Dataset entries
·····
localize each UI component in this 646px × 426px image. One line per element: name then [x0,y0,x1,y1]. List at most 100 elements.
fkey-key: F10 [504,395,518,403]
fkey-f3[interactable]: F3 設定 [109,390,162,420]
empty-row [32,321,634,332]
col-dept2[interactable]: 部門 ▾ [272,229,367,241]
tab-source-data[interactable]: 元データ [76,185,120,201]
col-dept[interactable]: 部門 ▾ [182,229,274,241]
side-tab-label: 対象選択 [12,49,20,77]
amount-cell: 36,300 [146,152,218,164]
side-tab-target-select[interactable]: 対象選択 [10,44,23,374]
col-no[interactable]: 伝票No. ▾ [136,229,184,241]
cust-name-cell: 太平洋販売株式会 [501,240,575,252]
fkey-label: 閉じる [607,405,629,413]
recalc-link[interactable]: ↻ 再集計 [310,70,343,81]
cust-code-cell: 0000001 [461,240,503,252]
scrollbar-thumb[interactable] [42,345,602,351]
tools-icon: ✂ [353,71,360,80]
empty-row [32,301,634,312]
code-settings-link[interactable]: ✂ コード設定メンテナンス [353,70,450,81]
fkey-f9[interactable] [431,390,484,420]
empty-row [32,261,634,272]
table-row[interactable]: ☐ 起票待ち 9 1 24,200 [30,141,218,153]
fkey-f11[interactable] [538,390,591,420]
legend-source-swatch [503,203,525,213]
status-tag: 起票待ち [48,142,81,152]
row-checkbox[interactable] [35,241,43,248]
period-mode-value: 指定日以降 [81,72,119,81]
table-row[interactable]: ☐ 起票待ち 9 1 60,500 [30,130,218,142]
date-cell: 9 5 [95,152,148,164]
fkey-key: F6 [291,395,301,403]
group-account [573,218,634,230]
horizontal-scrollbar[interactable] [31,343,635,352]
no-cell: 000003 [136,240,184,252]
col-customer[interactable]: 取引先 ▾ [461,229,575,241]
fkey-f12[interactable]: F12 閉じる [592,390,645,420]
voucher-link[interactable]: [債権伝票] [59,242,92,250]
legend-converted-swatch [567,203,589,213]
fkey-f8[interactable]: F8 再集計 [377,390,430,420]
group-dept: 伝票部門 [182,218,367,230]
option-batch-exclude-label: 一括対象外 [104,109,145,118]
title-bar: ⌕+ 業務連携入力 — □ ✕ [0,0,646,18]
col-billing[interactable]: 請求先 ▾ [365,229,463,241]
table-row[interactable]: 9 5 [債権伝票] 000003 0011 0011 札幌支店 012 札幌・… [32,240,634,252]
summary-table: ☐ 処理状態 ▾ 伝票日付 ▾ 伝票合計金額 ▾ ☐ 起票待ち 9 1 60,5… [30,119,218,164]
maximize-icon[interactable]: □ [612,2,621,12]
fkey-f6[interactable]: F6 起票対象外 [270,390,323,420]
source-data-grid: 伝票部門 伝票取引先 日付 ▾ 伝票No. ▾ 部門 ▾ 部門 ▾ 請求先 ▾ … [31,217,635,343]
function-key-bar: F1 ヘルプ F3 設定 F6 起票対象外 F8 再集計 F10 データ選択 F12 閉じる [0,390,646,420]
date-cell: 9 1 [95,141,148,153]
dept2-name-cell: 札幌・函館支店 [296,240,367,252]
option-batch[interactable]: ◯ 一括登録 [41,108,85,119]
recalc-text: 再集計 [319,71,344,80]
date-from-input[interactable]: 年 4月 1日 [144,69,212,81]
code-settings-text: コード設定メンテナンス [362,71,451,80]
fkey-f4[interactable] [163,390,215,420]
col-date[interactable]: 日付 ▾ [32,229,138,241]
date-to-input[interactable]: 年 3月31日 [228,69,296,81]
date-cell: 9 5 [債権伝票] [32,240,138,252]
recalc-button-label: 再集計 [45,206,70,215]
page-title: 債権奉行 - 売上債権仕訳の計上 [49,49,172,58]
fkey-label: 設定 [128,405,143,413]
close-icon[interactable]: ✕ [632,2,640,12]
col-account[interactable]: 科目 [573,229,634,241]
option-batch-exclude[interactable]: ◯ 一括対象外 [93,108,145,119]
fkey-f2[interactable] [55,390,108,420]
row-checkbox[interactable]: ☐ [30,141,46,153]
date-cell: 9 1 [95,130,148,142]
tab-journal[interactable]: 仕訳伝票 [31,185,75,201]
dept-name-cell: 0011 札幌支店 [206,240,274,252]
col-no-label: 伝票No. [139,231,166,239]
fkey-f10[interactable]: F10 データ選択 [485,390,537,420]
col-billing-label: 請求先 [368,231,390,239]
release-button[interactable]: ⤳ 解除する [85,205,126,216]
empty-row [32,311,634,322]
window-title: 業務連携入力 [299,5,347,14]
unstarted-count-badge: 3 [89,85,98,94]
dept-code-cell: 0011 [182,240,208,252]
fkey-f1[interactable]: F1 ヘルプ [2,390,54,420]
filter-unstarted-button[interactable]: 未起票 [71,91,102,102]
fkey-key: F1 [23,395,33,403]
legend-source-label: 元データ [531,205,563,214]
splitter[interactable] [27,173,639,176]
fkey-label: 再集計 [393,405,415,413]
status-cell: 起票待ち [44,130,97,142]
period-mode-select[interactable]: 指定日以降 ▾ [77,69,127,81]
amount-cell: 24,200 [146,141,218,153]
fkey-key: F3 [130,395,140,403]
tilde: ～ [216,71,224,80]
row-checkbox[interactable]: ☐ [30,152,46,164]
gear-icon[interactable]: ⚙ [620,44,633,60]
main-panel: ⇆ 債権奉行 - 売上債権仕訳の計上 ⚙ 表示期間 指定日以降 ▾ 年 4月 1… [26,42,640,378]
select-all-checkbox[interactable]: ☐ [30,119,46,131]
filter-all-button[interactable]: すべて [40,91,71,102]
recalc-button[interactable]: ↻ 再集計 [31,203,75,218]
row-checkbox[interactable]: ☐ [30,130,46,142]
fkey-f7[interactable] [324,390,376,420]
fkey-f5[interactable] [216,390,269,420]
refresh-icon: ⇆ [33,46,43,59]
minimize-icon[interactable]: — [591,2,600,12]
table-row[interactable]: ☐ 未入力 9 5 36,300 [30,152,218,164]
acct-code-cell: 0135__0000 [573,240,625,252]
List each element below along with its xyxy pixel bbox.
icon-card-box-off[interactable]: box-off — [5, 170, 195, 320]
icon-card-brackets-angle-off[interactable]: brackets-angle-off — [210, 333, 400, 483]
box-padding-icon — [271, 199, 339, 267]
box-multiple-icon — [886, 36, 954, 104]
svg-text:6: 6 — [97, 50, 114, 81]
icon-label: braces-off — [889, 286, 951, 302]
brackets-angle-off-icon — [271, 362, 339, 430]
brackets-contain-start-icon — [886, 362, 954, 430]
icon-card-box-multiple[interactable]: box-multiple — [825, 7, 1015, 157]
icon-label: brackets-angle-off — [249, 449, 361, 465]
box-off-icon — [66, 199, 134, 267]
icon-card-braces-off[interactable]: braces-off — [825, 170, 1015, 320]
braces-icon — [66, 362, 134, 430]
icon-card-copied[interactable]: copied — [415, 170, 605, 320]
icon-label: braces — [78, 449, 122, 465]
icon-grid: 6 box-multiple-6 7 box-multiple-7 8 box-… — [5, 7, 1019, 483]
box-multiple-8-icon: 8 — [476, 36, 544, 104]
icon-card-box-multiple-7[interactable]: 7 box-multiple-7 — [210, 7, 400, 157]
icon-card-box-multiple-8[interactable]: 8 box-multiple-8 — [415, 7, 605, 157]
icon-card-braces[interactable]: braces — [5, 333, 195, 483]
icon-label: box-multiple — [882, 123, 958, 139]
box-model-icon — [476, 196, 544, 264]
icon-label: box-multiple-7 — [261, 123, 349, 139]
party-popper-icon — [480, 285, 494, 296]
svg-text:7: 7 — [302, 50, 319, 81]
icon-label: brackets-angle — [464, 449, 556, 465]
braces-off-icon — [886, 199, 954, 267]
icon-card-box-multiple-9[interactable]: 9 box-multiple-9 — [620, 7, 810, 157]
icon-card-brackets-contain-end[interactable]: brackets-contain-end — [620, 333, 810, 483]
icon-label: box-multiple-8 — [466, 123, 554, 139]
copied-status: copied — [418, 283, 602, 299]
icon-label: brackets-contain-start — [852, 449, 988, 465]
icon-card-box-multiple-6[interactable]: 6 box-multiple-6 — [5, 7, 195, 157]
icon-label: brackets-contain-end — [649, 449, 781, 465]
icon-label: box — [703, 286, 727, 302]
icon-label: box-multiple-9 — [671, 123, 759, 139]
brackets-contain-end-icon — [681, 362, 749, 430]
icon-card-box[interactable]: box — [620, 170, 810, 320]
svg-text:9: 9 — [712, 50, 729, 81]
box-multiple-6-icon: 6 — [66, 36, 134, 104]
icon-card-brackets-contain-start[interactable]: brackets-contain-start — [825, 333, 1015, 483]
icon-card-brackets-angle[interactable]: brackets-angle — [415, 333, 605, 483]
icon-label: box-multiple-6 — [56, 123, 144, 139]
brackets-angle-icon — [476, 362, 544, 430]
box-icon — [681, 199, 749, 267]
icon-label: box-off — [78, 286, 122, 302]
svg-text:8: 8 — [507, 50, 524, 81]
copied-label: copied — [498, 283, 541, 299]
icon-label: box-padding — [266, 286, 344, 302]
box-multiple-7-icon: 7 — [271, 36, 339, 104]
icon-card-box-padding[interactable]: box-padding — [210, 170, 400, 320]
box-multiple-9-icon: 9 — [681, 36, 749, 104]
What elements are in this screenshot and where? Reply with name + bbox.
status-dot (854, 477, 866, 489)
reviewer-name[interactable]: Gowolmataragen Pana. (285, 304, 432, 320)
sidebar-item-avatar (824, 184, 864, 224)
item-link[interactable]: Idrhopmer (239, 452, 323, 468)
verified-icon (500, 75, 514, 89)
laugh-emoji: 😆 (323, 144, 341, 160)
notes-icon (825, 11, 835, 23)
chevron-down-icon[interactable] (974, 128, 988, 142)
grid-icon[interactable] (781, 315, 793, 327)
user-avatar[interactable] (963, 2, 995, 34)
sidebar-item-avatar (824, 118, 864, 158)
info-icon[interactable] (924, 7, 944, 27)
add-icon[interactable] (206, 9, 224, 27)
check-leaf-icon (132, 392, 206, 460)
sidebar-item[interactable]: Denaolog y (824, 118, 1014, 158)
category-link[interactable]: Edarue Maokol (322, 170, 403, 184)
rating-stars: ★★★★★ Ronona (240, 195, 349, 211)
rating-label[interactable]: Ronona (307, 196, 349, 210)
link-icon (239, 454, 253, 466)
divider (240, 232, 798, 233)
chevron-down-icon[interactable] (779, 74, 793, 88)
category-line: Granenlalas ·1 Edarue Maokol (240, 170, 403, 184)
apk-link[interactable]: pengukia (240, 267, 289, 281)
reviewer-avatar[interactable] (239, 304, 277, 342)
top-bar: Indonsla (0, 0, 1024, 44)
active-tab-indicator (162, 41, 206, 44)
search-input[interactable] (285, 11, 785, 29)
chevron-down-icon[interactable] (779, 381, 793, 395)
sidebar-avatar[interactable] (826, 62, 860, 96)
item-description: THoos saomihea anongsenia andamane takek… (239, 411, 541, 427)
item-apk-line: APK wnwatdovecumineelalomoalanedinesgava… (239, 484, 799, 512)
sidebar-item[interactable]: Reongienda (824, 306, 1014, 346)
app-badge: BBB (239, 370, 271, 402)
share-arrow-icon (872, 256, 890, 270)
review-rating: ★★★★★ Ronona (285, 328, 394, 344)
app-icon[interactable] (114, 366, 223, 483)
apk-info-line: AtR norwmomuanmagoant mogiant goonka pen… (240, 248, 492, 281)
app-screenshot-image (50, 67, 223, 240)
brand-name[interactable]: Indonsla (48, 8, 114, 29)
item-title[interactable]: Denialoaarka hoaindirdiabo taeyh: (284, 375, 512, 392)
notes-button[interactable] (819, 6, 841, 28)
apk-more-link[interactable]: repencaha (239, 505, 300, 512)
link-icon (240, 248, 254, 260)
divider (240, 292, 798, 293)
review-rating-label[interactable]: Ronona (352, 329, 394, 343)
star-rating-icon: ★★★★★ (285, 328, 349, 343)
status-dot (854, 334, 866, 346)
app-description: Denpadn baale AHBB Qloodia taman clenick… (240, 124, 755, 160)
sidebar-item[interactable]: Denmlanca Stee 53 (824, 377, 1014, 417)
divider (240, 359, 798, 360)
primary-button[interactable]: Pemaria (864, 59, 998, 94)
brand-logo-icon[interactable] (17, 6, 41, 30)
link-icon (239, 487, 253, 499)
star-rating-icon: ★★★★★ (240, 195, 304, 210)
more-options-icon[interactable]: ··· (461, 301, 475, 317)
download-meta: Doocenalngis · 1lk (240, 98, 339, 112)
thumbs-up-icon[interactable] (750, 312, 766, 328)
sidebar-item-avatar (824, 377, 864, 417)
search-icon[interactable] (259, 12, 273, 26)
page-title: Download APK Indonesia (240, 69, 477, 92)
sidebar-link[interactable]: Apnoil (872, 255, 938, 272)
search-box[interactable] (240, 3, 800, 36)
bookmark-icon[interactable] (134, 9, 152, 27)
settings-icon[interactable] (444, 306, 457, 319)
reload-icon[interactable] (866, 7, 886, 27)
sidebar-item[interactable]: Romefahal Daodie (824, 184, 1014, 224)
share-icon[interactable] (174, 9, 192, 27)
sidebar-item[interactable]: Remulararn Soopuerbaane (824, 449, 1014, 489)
·····
=== Your task ===
Can you edit the data above, starting at the beginning and ending after the line that contains "source-data-grid: 伝票部門 伝票取引先", so that "empty-row" becomes "blank-row" and nothing else changes?

=== Completed exercise ===
localize each UI component in this 646px × 426px image. One line per element: name then [x0,y0,x1,y1]. List at most 100 elements.
fkey-key: F10 [504,395,518,403]
fkey-f3[interactable]: F3 設定 [109,390,162,420]
blank-row [32,321,634,332]
col-dept2[interactable]: 部門 ▾ [272,229,367,241]
tab-source-data[interactable]: 元データ [76,185,120,201]
col-dept[interactable]: 部門 ▾ [182,229,274,241]
side-tab-label: 対象選択 [12,49,20,77]
amount-cell: 36,300 [146,152,218,164]
side-tab-target-select[interactable]: 対象選択 [10,44,23,374]
col-no[interactable]: 伝票No. ▾ [136,229,184,241]
cust-name-cell: 太平洋販売株式会 [501,240,575,252]
fkey-label: 閉じる [607,405,629,413]
recalc-link[interactable]: ↻ 再集計 [310,70,343,81]
cust-code-cell: 0000001 [461,240,503,252]
scrollbar-thumb[interactable] [42,345,602,351]
tools-icon: ✂ [353,71,360,80]
blank-row [32,301,634,312]
code-settings-link[interactable]: ✂ コード設定メンテナンス [353,70,450,81]
fkey-f9[interactable] [431,390,484,420]
blank-row [32,261,634,272]
table-row[interactable]: ☐ 起票待ち 9 1 24,200 [30,141,218,153]
fkey-f11[interactable] [538,390,591,420]
legend-source-swatch [503,203,525,213]
status-tag: 起票待ち [48,142,81,152]
row-checkbox[interactable] [35,241,43,248]
period-mode-value: 指定日以降 [81,72,119,81]
table-row[interactable]: ☐ 起票待ち 9 1 60,500 [30,130,218,142]
date-cell: 9 5 [95,152,148,164]
fkey-key: F6 [291,395,301,403]
group-account [573,218,634,230]
horizontal-scrollbar[interactable] [31,343,635,352]
no-cell: 000003 [136,240,184,252]
col-customer[interactable]: 取引先 ▾ [461,229,575,241]
fkey-f12[interactable]: F12 閉じる [592,390,645,420]
voucher-link[interactable]: [債権伝票] [59,242,92,250]
legend-converted-swatch [567,203,589,213]
fkey-f8[interactable]: F8 再集計 [377,390,430,420]
group-dept: 伝票部門 [182,218,367,230]
option-batch-exclude-label: 一括対象外 [104,109,145,118]
title-bar: ⌕+ 業務連携入力 — □ ✕ [0,0,646,18]
col-billing[interactable]: 請求先 ▾ [365,229,463,241]
table-row[interactable]: 9 5 [債権伝票] 000003 0011 0011 札幌支店 012 札幌・… [32,240,634,252]
summary-table: ☐ 処理状態 ▾ 伝票日付 ▾ 伝票合計金額 ▾ ☐ 起票待ち 9 1 60,5… [30,119,218,164]
maximize-icon[interactable]: □ [612,2,621,12]
fkey-f6[interactable]: F6 起票対象外 [270,390,323,420]
source-data-grid: 伝票部門 伝票取引先 日付 ▾ 伝票No. ▾ 部門 ▾ 部門 ▾ 請求先 ▾ … [31,217,635,343]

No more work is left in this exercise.